Exercise directions
Copy every entry exactly.

Supplied information
++++++++++

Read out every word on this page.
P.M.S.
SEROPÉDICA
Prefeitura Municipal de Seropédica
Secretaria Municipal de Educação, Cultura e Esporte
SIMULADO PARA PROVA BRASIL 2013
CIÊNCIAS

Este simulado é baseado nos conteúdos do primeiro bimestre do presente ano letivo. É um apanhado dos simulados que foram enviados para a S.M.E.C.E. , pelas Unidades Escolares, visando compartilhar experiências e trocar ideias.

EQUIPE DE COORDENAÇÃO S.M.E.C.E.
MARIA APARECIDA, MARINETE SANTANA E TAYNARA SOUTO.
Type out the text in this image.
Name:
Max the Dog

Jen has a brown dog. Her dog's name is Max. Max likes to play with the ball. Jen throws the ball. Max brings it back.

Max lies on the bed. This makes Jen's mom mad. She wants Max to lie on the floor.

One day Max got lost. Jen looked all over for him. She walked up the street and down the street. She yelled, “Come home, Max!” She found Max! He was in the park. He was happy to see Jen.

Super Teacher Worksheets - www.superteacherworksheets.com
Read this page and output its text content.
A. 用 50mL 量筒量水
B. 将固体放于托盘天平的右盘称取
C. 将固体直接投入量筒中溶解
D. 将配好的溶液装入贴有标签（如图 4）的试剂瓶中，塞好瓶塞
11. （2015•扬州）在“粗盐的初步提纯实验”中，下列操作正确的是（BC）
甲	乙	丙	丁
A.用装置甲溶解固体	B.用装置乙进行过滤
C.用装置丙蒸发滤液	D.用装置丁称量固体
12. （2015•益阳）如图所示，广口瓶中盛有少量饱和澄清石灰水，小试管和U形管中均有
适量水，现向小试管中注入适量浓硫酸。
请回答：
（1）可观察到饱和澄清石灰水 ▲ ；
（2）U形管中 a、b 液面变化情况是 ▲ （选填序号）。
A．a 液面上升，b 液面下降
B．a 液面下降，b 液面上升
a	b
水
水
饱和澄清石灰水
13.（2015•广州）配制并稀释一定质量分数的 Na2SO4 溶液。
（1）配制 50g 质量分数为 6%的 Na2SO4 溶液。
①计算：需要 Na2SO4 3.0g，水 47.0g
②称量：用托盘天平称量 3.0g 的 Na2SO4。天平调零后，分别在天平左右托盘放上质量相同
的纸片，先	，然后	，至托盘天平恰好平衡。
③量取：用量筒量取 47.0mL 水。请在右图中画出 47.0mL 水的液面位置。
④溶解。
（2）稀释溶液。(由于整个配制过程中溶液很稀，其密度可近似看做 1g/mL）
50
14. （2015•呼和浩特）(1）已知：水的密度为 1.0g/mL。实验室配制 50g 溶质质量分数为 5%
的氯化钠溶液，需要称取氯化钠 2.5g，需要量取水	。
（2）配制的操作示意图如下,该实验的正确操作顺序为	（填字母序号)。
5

++++++++++

Solution for this task
Read out every word on this page.
P.M.S.
SEROPÉDICA
Prefeitura Municipal de Seropédica
Secretaria Municipal de Educação, Cultura e Esporte
SIMULADO PARA PROVA BRASIL 2013
CIÊNCIAS

Este simulado é baseado nos conteúdos do primeiro bimestre do presente ano letivo. É um apanhado dos simulados que foram enviados para a S.M.E.C.E. , pelas Unidades Escolares, visando compartilhar experiências e trocar ideias.

EQUIPE DE COORDENAÇÃO S.M.E.C.E.
MARIA APARECIDA, MARINETE SANTANA E TAYNARA SOUTO.
Type out the text in this image.
Name:
Max the Dog

Jen has a brown dog. Her dog's name is Max. Max likes to play with the ball. Jen throws the ball. Max brings it back.

Max lies on the bed. This makes Jen's mom mad. She wants Max to lie on the floor.

One day Max got lost. Jen looked all over for him. She walked up the street and down the street. She yelled, “Come home, Max!” She found Max! He was in the park. He was happy to see Jen.

Super Teacher Worksheets - www.superteacherworksheets.com
Read this page and output its text content.
A. 用 50mL 量筒量水
B. 将固体放于托盘天平的右盘称取
C. 将固体直接投入量筒中溶解
D. 将配好的溶液装入贴有标签（如图 4）的试剂瓶中，塞好瓶塞
11. （2015•扬州）在“粗盐的初步提纯实验”中，下列操作正确的是（BC）
甲	乙	丙	丁
A.用装置甲溶解固体	B.用装置乙进行过滤
C.用装置丙蒸发滤液	D.用装置丁称量固体
12. （2015•益阳）如图所示，广口瓶中盛有少量饱和澄清石灰水，小试管和U形管中均有
适量水，现向小试管中注入适量浓硫酸。
请回答：
（1）可观察到饱和澄清石灰水 ▲ ；
（2）U形管中 a、b 液面变化情况是 ▲ （选填序号）。
A．a 液面上升，b 液面下降
B．a 液面下降，b 液面上升
a	b
水
水
饱和澄清石灰水
13.（2015•广州）配制并稀释一定质量分数的 Na2SO4 溶液。
（1）配制 50g 质量分数为 6%的 Na2SO4 溶液。
①计算：需要 Na2SO4 3.0g，水 47.0g
②称量：用托盘天平称量 3.0g 的 Na2SO4。天平调零后，分别在天平左右托盘放上质量相同
的纸片，先	，然后	，至托盘天平恰好平衡。
③量取：用量筒量取 47.0mL 水。请在右图中画出 47.0mL 水的液面位置。
④溶解。
（2）稀释溶液。(由于整个配制过程中溶液很稀，其密度可近似看做 1g/mL）
50
14. （2015•呼和浩特）(1）已知：水的密度为 1.0g/mL。实验室配制 50g 溶质质量分数为 5%
的氯化钠溶液，需要称取氯化钠 2.5g，需要量取水	。
（2）配制的操作示意图如下,该实验的正确操作顺序为	（填字母序号)。
5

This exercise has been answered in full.